GOAL ::
Copy out all lines that carry the word "this".

(Collected data entries)

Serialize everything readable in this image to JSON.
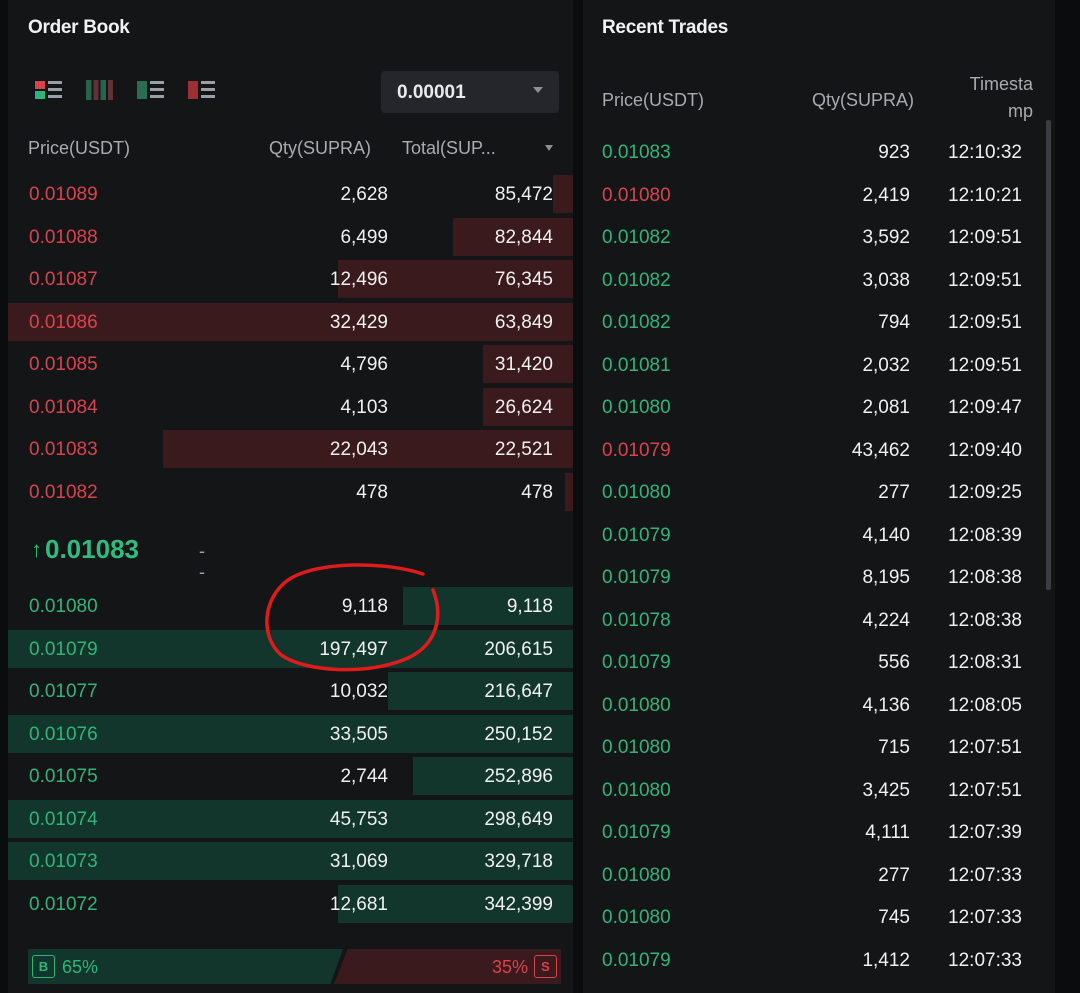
{
  "order_book": {
    "title": "Order Book",
    "precision": "0.00001",
    "columns": [
      "Price(USDT)",
      "Qty(SUPRA)",
      "Total(SUP..."
    ],
    "asks": [
      {
        "price": "0.01089",
        "qty": "2,628",
        "total": "85,472"
      },
      {
        "price": "0.01088",
        "qty": "6,499",
        "total": "82,844"
      },
      {
        "price": "0.01087",
        "qty": "12,496",
        "total": "76,345"
      },
      {
        "price": "0.01086",
        "qty": "32,429",
        "total": "63,849"
      },
      {
        "price": "0.01085",
        "qty": "4,796",
        "total": "31,420"
      },
      {
        "price": "0.01084",
        "qty": "4,103",
        "total": "26,624"
      },
      {
        "price": "0.01083",
        "qty": "22,043",
        "total": "22,521"
      },
      {
        "price": "0.01082",
        "qty": "478",
        "total": "478"
      }
    ],
    "last_price": "0.01083",
    "last_price_arrow": "↑",
    "mark_price": "--",
    "bids": [
      {
        "price": "0.01080",
        "qty": "9,118",
        "total": "9,118"
      },
      {
        "price": "0.01079",
        "qty": "197,497",
        "total": "206,615"
      },
      {
        "price": "0.01077",
        "qty": "10,032",
        "total": "216,647"
      },
      {
        "price": "0.01076",
        "qty": "33,505",
        "total": "250,152"
      },
      {
        "price": "0.01075",
        "qty": "2,744",
        "total": "252,896"
      },
      {
        "price": "0.01074",
        "qty": "45,753",
        "total": "298,649"
      },
      {
        "price": "0.01073",
        "qty": "31,069",
        "total": "329,718"
      },
      {
        "price": "0.01072",
        "qty": "12,681",
        "total": "342,399"
      }
    ],
    "buy_badge": "B",
    "buy_pct": "65%",
    "sell_pct": "35%",
    "sell_badge": "S",
    "colors": {
      "ask": "#d8434e",
      "bid": "#2fb57a",
      "annotation": "#e01b1b"
    }
  },
  "recent_trades": {
    "title": "Recent Trades",
    "columns": [
      "Price(USDT)",
      "Qty(SUPRA)",
      "Timesta",
      "mp"
    ],
    "trades": [
      {
        "price": "0.01083",
        "side": "buy",
        "qty": "923",
        "time": "12:10:32"
      },
      {
        "price": "0.01080",
        "side": "sell",
        "qty": "2,419",
        "time": "12:10:21"
      },
      {
        "price": "0.01082",
        "side": "buy",
        "qty": "3,592",
        "time": "12:09:51"
      },
      {
        "price": "0.01082",
        "side": "buy",
        "qty": "3,038",
        "time": "12:09:51"
      },
      {
        "price": "0.01082",
        "side": "buy",
        "qty": "794",
        "time": "12:09:51"
      },
      {
        "price": "0.01081",
        "side": "buy",
        "qty": "2,032",
        "time": "12:09:51"
      },
      {
        "price": "0.01080",
        "side": "buy",
        "qty": "2,081",
        "time": "12:09:47"
      },
      {
        "price": "0.01079",
        "side": "sell",
        "qty": "43,462",
        "time": "12:09:40"
      },
      {
        "price": "0.01080",
        "side": "buy",
        "qty": "277",
        "time": "12:09:25"
      },
      {
        "price": "0.01079",
        "side": "buy",
        "qty": "4,140",
        "time": "12:08:39"
      },
      {
        "price": "0.01079",
        "side": "buy",
        "qty": "8,195",
        "time": "12:08:38"
      },
      {
        "price": "0.01078",
        "side": "buy",
        "qty": "4,224",
        "time": "12:08:38"
      },
      {
        "price": "0.01079",
        "side": "buy",
        "qty": "556",
        "time": "12:08:31"
      },
      {
        "price": "0.01080",
        "side": "buy",
        "qty": "4,136",
        "time": "12:08:05"
      },
      {
        "price": "0.01080",
        "side": "buy",
        "qty": "715",
        "time": "12:07:51"
      },
      {
        "price": "0.01080",
        "side": "buy",
        "qty": "3,425",
        "time": "12:07:51"
      },
      {
        "price": "0.01079",
        "side": "buy",
        "qty": "4,111",
        "time": "12:07:39"
      },
      {
        "price": "0.01080",
        "side": "buy",
        "qty": "277",
        "time": "12:07:33"
      },
      {
        "price": "0.01080",
        "side": "buy",
        "qty": "745",
        "time": "12:07:33"
      },
      {
        "price": "0.01079",
        "side": "buy",
        "qty": "1,412",
        "time": "12:07:33"
      }
    ]
  }
}
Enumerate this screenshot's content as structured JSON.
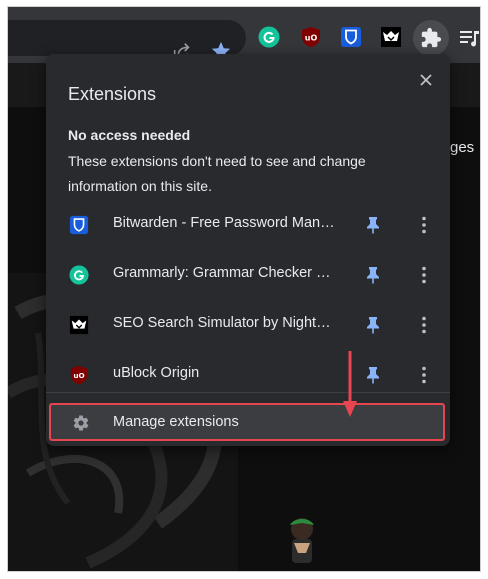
{
  "toolbar": {
    "icons": [
      "share-icon",
      "star-icon",
      "grammarly-icon",
      "ublock-icon",
      "bitwarden-icon",
      "seo-simulator-icon",
      "puzzle-icon",
      "playlist-icon"
    ]
  },
  "page": {
    "side_text": "ges"
  },
  "popup": {
    "title": "Extensions",
    "section_heading": "No access needed",
    "section_description": "These extensions don't need to see and change information on this site.",
    "extensions": [
      {
        "name": "Bitwarden - Free Password Manager",
        "icon": "bitwarden-icon"
      },
      {
        "name": "Grammarly: Grammar Checker and Writing App",
        "icon": "grammarly-icon"
      },
      {
        "name": "SEO Search Simulator by Nightwatch",
        "icon": "seo-simulator-icon"
      },
      {
        "name": "uBlock Origin",
        "icon": "ublock-icon"
      }
    ],
    "manage_label": "Manage extensions"
  },
  "colors": {
    "popup_bg": "#292a2d",
    "pin_blue": "#8ab4f8",
    "highlight_red": "#e5464f",
    "star_blue": "#8ab4f8"
  }
}
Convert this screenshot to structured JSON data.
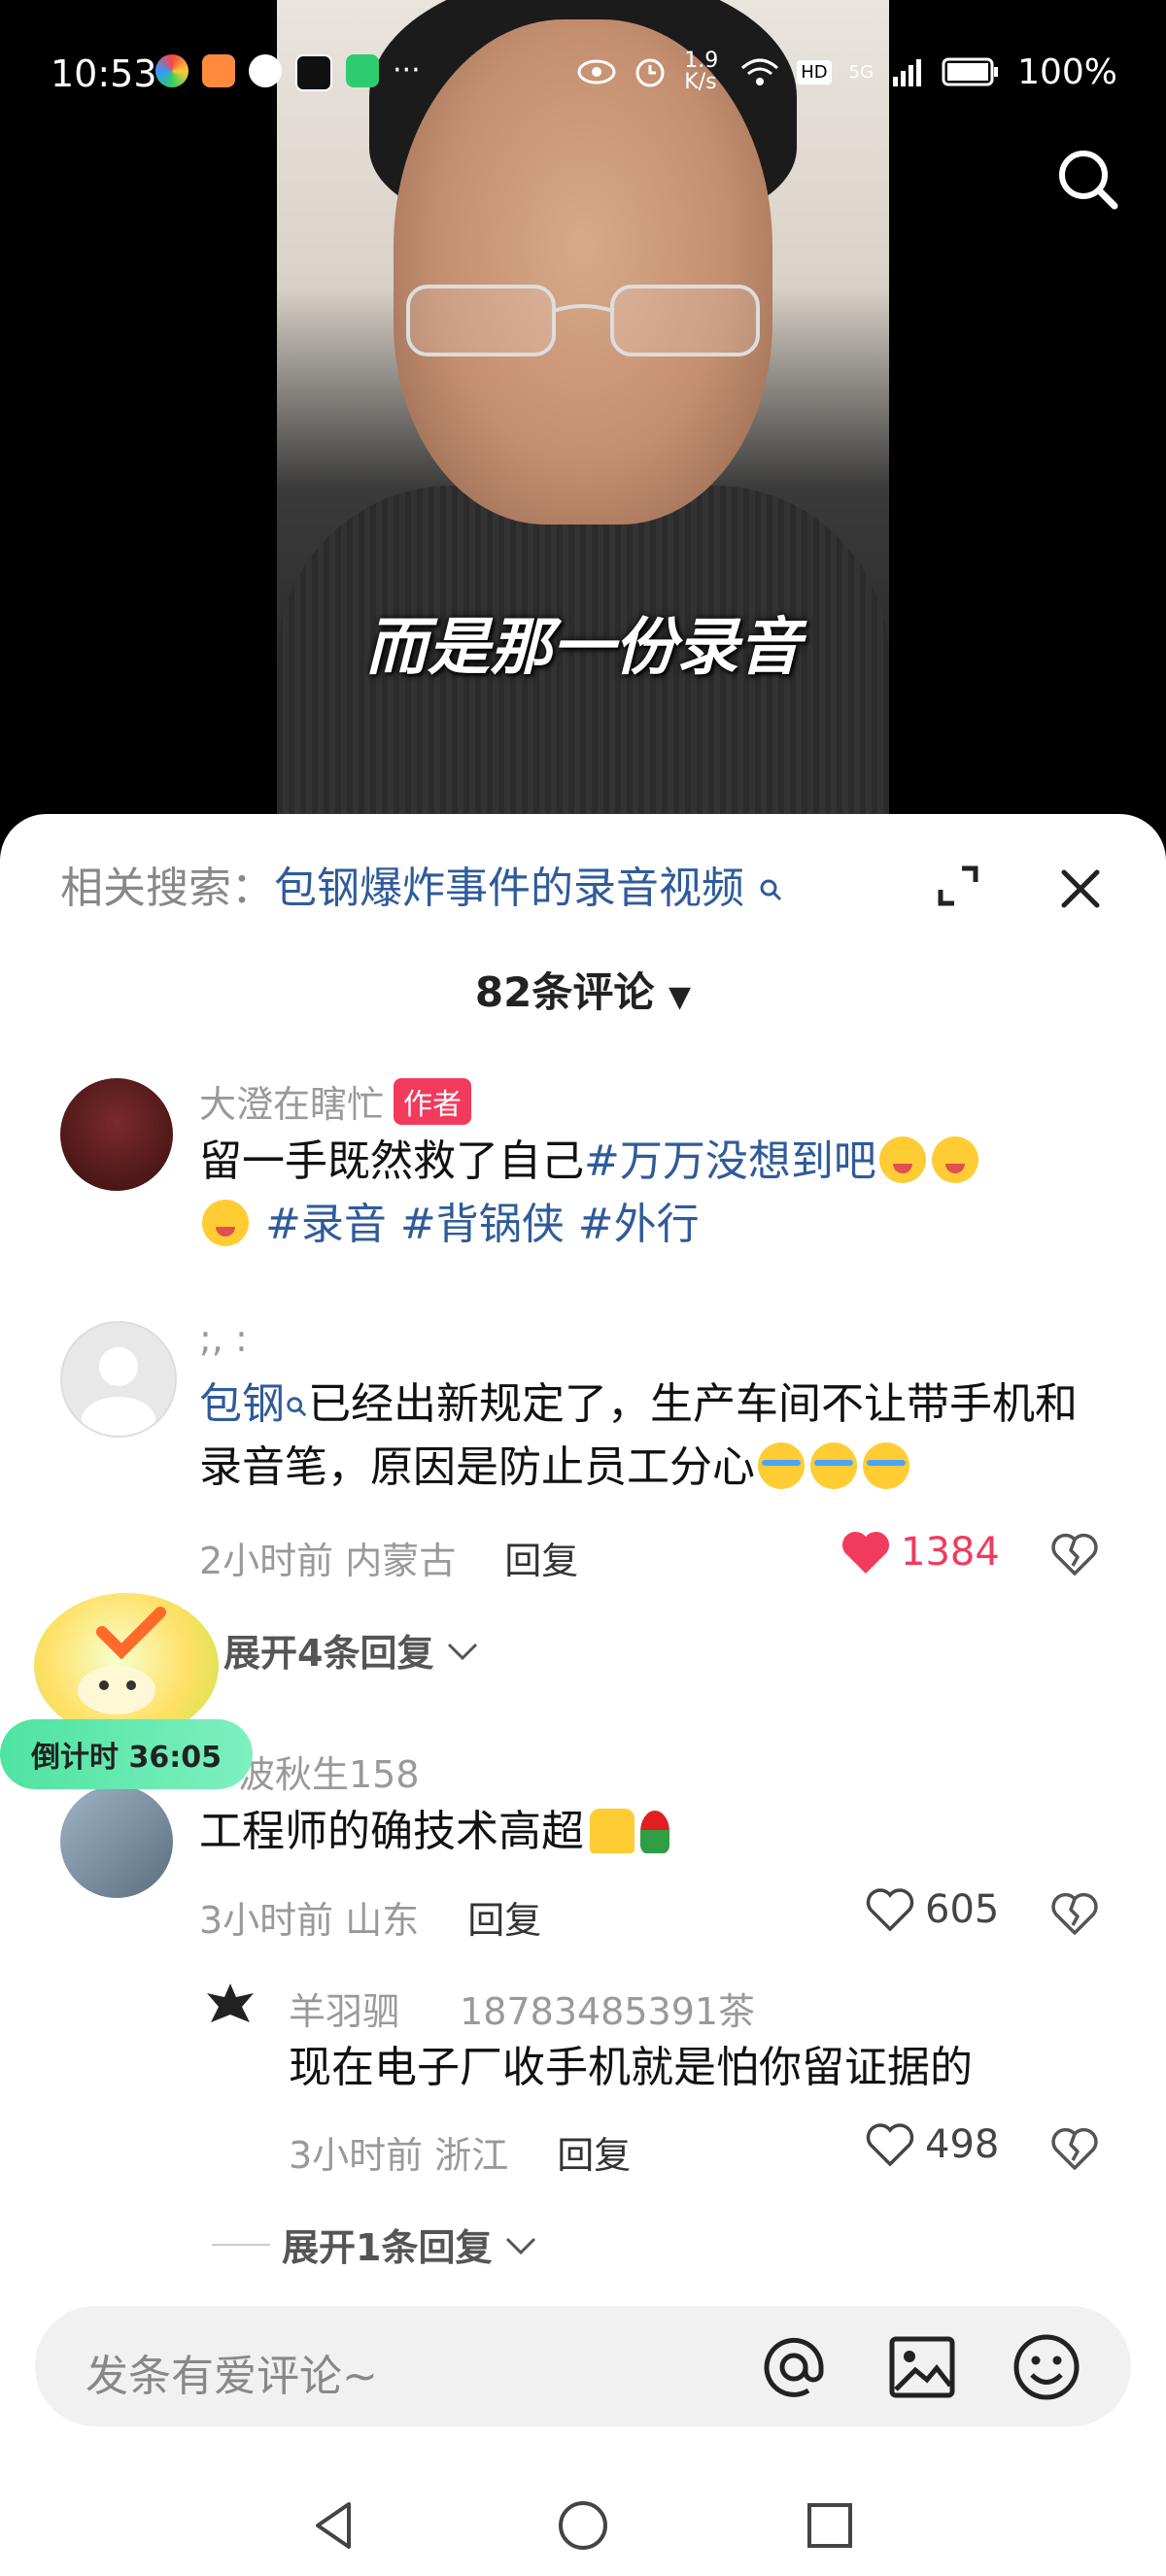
{
  "status_bar": {
    "time": "10:53",
    "network_speed": "1.9 K/s",
    "battery": "100%",
    "signal_label": "5G",
    "hd_label": "HD"
  },
  "video": {
    "subtitle": "而是那一份录音"
  },
  "sheet": {
    "related_label": "相关搜索：",
    "related_keyword": "包钢爆炸事件的录音视频",
    "comment_count": "82条评论"
  },
  "comments": [
    {
      "user": "大澄在瞎忙",
      "badge": "作者",
      "text_prefix": "留一手既然救了自己",
      "hashtags": [
        "#万万没想到吧",
        "#录音",
        "#背锅侠",
        "#外行"
      ]
    },
    {
      "user": ";, :",
      "mention": "包钢",
      "text": "已经出新规定了，生产车间不让带手机和录音笔，原因是防止员工分心",
      "time": "2小时前",
      "location": "内蒙古",
      "reply": "回复",
      "likes": "1384",
      "expand": "展开4条回复"
    },
    {
      "user": "波秋生158",
      "text": "工程师的确技术高超",
      "time": "3小时前",
      "location": "山东",
      "reply": "回复",
      "likes": "605"
    },
    {
      "user": "羊羽驷",
      "reply_to": "18783485391茶",
      "text": "现在电子厂收手机就是怕你留证据的",
      "time": "3小时前",
      "location": "浙江",
      "reply": "回复",
      "likes": "498",
      "expand": "展开1条回复"
    }
  ],
  "countdown": "倒计时 36:05",
  "input": {
    "placeholder": "发条有爱评论~"
  },
  "colors": {
    "accent": "#f23a5d",
    "link": "#2f5b9a"
  }
}
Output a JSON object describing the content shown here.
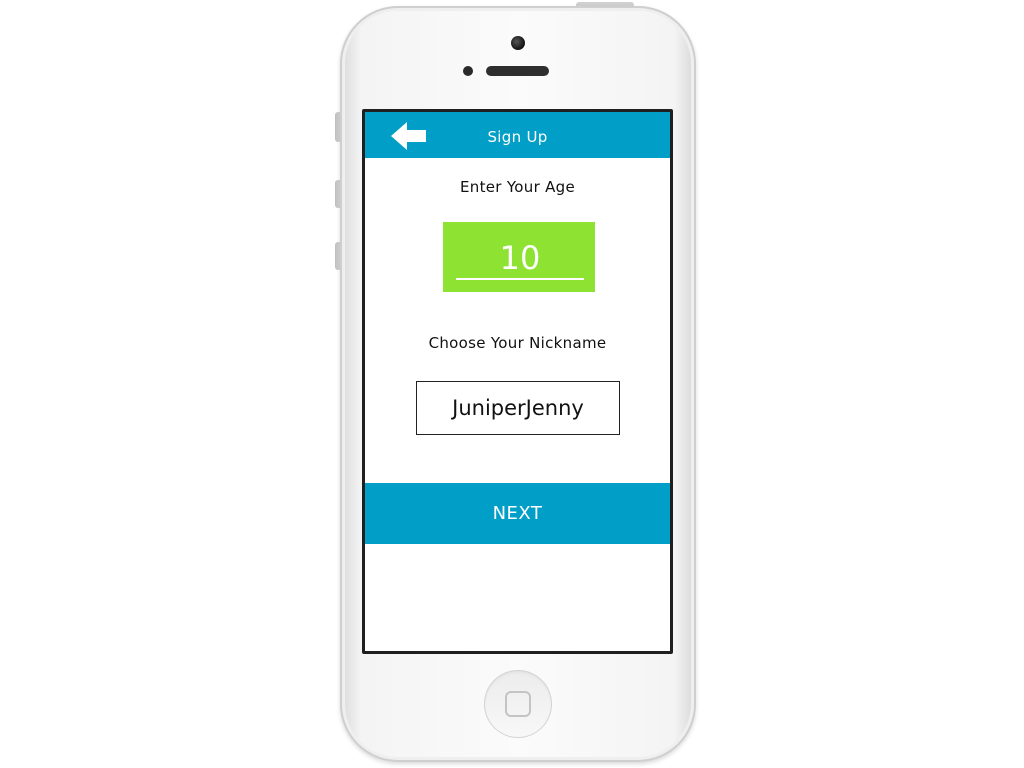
{
  "header": {
    "title": "Sign Up",
    "back_icon": "arrow-left-icon"
  },
  "age": {
    "label": "Enter Your Age",
    "value": "10"
  },
  "nickname": {
    "label": "Choose Your Nickname",
    "value": "JuniperJenny"
  },
  "actions": {
    "next_label": "NEXT"
  },
  "colors": {
    "accent": "#019fc7",
    "age_box": "#8ee231"
  }
}
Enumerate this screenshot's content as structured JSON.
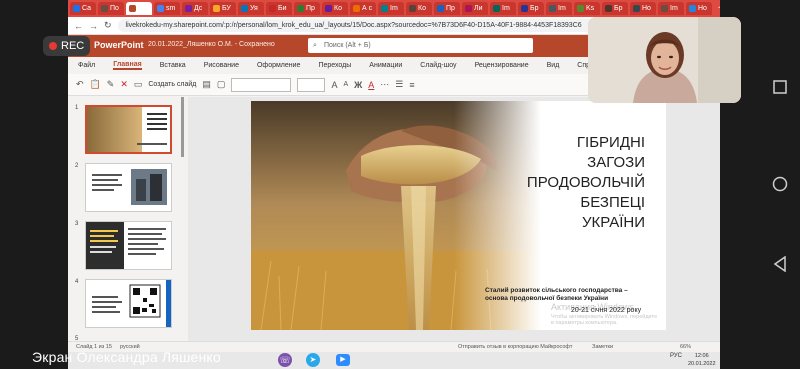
{
  "recording": {
    "label": "REC"
  },
  "caption": "Экран Олександра Ляшенко",
  "browser": {
    "tabs": [
      {
        "label": "Са",
        "color": "#1a73e8"
      },
      {
        "label": "По",
        "color": "#6d4c41"
      },
      {
        "label": "",
        "color": "#b7472a",
        "active": true
      },
      {
        "label": "sm",
        "color": "#4285f4"
      },
      {
        "label": "Дс",
        "color": "#7b1fa2"
      },
      {
        "label": "БУ",
        "color": "#f9a825"
      },
      {
        "label": "Уя",
        "color": "#0277bd"
      },
      {
        "label": "Би",
        "color": "#c62828"
      },
      {
        "label": "Пр",
        "color": "#2e7d32"
      },
      {
        "label": "Ко",
        "color": "#6a1b9a"
      },
      {
        "label": "А с",
        "color": "#ef6c00"
      },
      {
        "label": "Im",
        "color": "#00838f"
      },
      {
        "label": "Ко",
        "color": "#5d4037"
      },
      {
        "label": "Пр",
        "color": "#1565c0"
      },
      {
        "label": "Ли",
        "color": "#ad1457"
      },
      {
        "label": "Im",
        "color": "#00695c"
      },
      {
        "label": "Бр",
        "color": "#283593"
      },
      {
        "label": "Im",
        "color": "#455a64"
      },
      {
        "label": "Ks",
        "color": "#558b2f"
      },
      {
        "label": "Бр",
        "color": "#4e342e"
      },
      {
        "label": "Ho",
        "color": "#37474f"
      },
      {
        "label": "Im",
        "color": "#6d4c41"
      },
      {
        "label": "Ho",
        "color": "#1e88e5"
      }
    ],
    "url": "livekrokedu-my.sharepoint.com/:p:/r/personal/lom_krok_edu_ua/_layouts/15/Doc.aspx?sourcedoc=%7B73D6F40-D15A-40F1-9884-4453F18393C6"
  },
  "ppt": {
    "app_name": "PowerPoint",
    "doc_title": "20.01.2022_Ляшенко О.М. - Сохранено",
    "search_placeholder": "Поиск (Alt + Б)",
    "menu": [
      "Файл",
      "Главная",
      "Вставка",
      "Рисование",
      "Оформление",
      "Переходы",
      "Анимации",
      "Слайд-шоу",
      "Рецензирование",
      "Вид",
      "Справка"
    ],
    "active_menu": "Главная",
    "toolbar": {
      "new_slide": "Создать слайд",
      "font_a1": "A",
      "font_a2": "A",
      "bold": "Ж",
      "font_color": "A"
    },
    "thumb_numbers": [
      "1",
      "2",
      "3",
      "4",
      "5"
    ],
    "slide": {
      "title_lines": [
        "ГІБРИДНІ",
        "ЗАГОЗИ",
        "ПРОДОВОЛЬЧІЙ",
        "БЕЗПЕЦІ",
        "УКРАЇНИ"
      ],
      "subtitle": "Сталий розвиток сільського господарства – основа продовольчої безпеки України",
      "date": "20-21 січня 2022 року",
      "activation": "Активация Windows",
      "activation_sub": "Чтобы активировать Windows, перейдите в параметры компьютера."
    },
    "status": {
      "left": "Слайд 1 из 15",
      "lang": "русский",
      "center": "Отправить отзыв в корпорацию Майкрософт",
      "notes": "Заметки",
      "zoom": "66%"
    }
  },
  "tray": {
    "lang": "РУС",
    "time": "12:06",
    "date": "20.01.2022"
  }
}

PROBLEM SOLUTION ::
Serialize everything readable in this image to JSON.
Enumerate this screenshot's content as structured JSON.
    "section_description": "These extensions don't need to see and change information on this site.",
Convert this screenshot to structured JSON data.
Enumerate this screenshot's content as structured JSON.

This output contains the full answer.